### Exercise brief:
For the listing below, give the number of lines in which "Roll" occurs. Add nothing.

# Start of Entries supplied

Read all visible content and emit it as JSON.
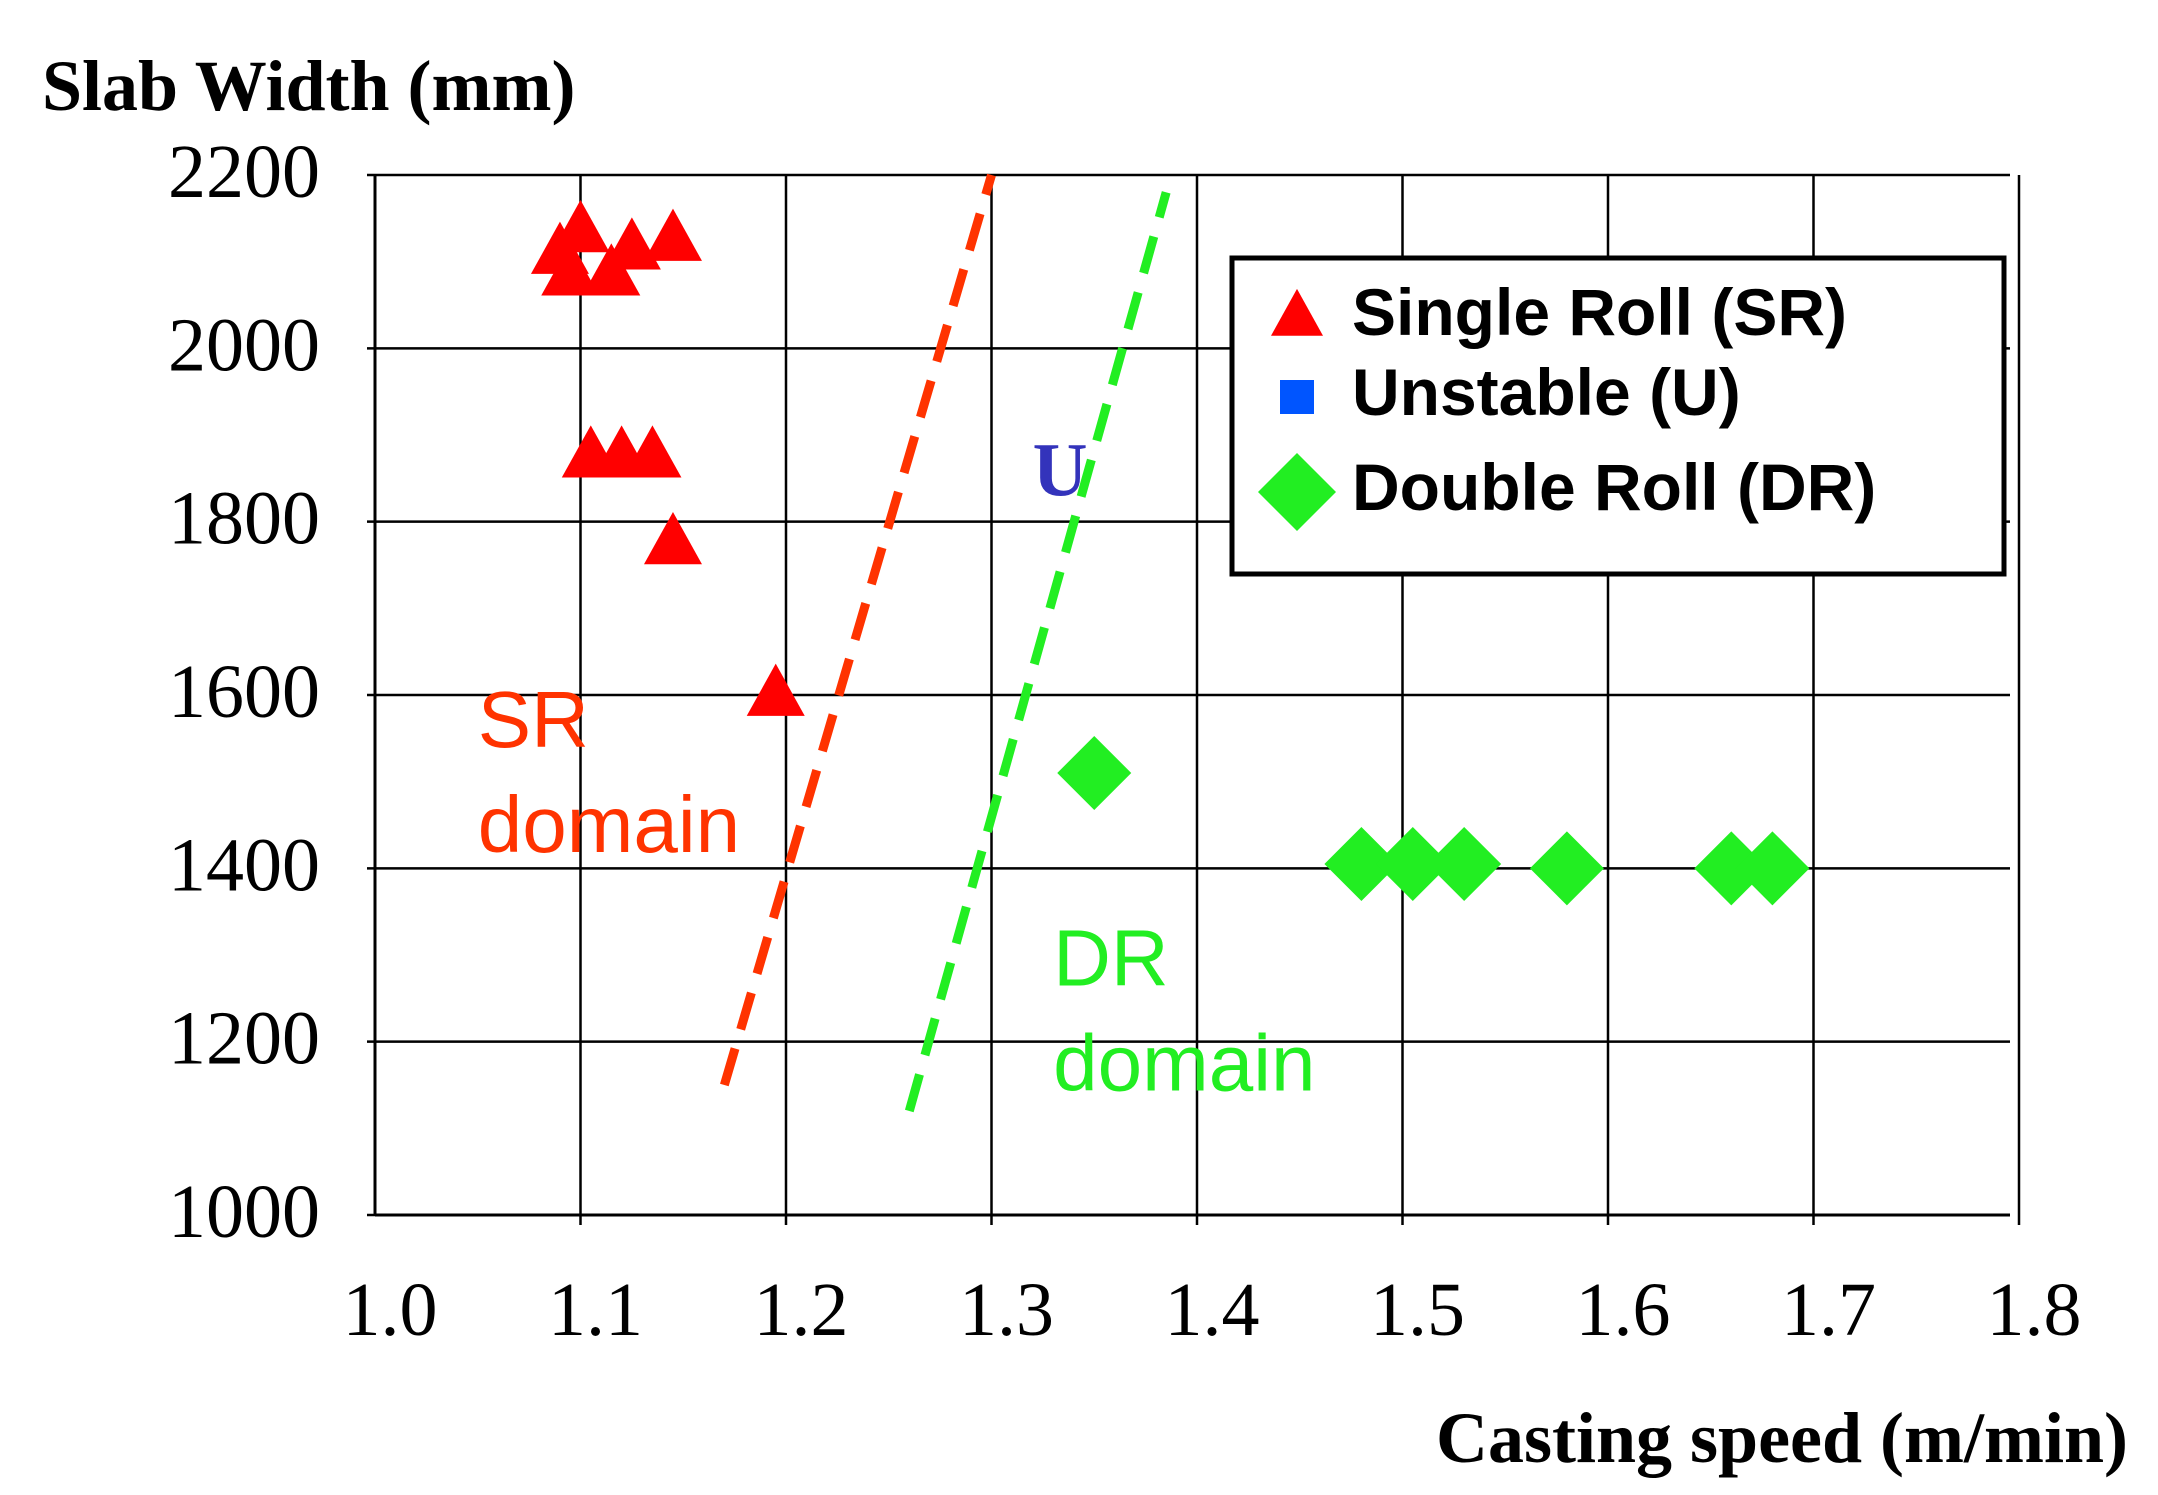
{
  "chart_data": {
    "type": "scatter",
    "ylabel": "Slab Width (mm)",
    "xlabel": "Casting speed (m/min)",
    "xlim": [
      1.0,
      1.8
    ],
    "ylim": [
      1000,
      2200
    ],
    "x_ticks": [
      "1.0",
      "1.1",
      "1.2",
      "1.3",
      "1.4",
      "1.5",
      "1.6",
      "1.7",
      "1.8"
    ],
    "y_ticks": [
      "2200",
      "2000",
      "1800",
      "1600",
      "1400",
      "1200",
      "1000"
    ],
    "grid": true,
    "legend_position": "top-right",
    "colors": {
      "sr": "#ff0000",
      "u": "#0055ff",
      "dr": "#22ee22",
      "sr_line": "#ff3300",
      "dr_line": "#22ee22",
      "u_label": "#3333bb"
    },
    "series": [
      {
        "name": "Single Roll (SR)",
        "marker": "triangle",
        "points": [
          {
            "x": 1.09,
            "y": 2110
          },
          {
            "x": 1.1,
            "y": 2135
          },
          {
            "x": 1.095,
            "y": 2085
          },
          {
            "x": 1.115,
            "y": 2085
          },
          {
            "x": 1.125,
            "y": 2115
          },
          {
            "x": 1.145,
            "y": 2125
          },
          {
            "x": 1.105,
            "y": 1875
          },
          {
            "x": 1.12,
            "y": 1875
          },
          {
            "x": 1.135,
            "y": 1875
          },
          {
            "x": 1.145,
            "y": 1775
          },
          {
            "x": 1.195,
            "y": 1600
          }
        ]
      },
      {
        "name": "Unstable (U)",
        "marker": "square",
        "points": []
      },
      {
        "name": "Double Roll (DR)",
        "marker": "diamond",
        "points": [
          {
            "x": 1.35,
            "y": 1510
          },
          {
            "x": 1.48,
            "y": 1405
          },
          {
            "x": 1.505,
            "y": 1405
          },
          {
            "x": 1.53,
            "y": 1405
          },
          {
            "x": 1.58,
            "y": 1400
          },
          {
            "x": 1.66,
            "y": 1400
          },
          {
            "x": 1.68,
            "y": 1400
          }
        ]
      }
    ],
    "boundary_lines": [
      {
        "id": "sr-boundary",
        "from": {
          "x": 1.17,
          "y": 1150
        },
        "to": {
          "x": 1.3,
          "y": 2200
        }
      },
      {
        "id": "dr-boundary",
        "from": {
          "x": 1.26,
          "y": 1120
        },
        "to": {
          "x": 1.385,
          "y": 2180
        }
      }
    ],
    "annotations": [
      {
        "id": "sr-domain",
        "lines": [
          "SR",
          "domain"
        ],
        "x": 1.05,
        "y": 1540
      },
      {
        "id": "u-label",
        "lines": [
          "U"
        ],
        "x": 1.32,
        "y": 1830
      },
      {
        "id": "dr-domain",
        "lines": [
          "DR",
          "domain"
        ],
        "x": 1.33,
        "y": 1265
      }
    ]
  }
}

# End of Entries supplied

### Result below:
2